#### WHAT THE TASK ASKS
Extract every line that contains the word "中峨冠而多髯者为东坡".

::::::::

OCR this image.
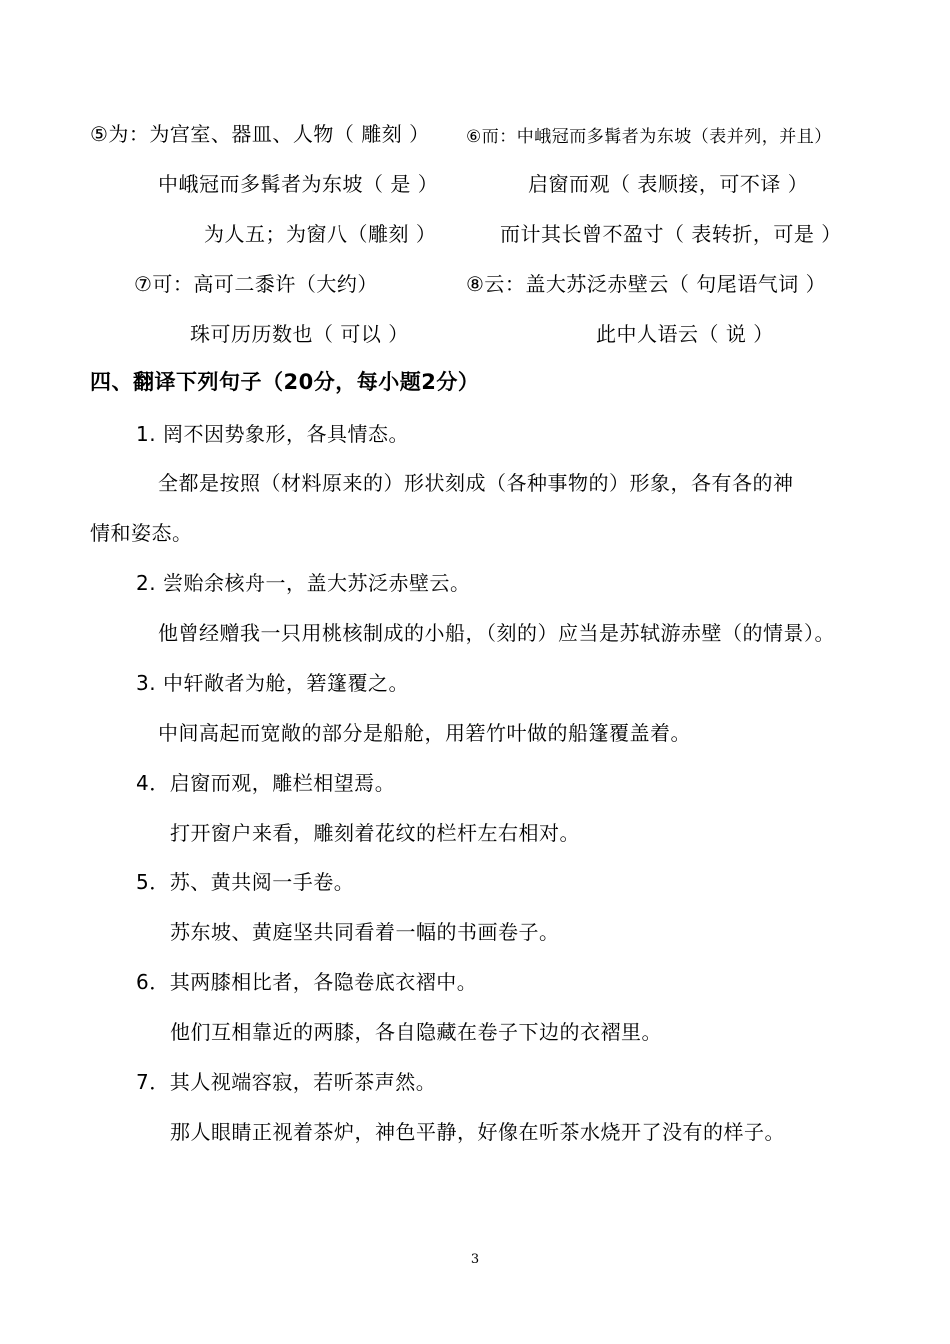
⑤为：为宫室、器皿、人物（ 雕刻 ） ⑥而：中峨冠而多髯者为东坡（表并列，并且）
中峨冠而多髯者为东坡（ 是 ）	启窗而观（ 表顺接，可不译 ）
为人五；为窗八（雕刻 ）	而计其长曾不盈寸（ 表转折，可是 ）
⑦可：高可二黍许（大约）	⑧云：盖大苏泛赤壁云（ 句尾语气词 ）
珠可历历数也（ 可以 ）	此中人语云（ 说 ）
四、翻译下列句子（20分，每小题2分）
1. 罔不因势象形，各具情态。
全都是按照（材料原来的）形状刻成（各种事物的）形象，各有各的神
情和姿态。
2. 尝贻余核舟一，盖大苏泛赤壁云。
他曾经赠我一只用桃核制成的小船，（刻的）应当是苏轼游赤壁（的情景）。
3. 中轩敞者为舱，箬篷覆之。
中间高起而宽敞的部分是船舱，用箬竹叶做的船篷覆盖着。
4．启窗而观，雕栏相望焉。
打开窗户来看，雕刻着花纹的栏杆左右相对。
5．苏、黄共阅一手卷。
苏东坡、黄庭坚共同看着一幅的书画卷子。
6．其两膝相比者，各隐卷底衣褶中。
他们互相靠近的两膝，各自隐藏在卷子下边的衣褶里。
7．其人视端容寂，若听茶声然。
那人眼睛正视着茶炉，神色平静，好像在听茶水烧开了没有的样子。
3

::::::::

#### ANSWER TO THE PROBLEM
⑤为：为宫室、器皿、人物（ 雕刻 ） ⑥而：中峨冠而多髯者为东坡（表并列，并且）
中峨冠而多髯者为东坡（ 是 ）	启窗而观（ 表顺接，可不译 ）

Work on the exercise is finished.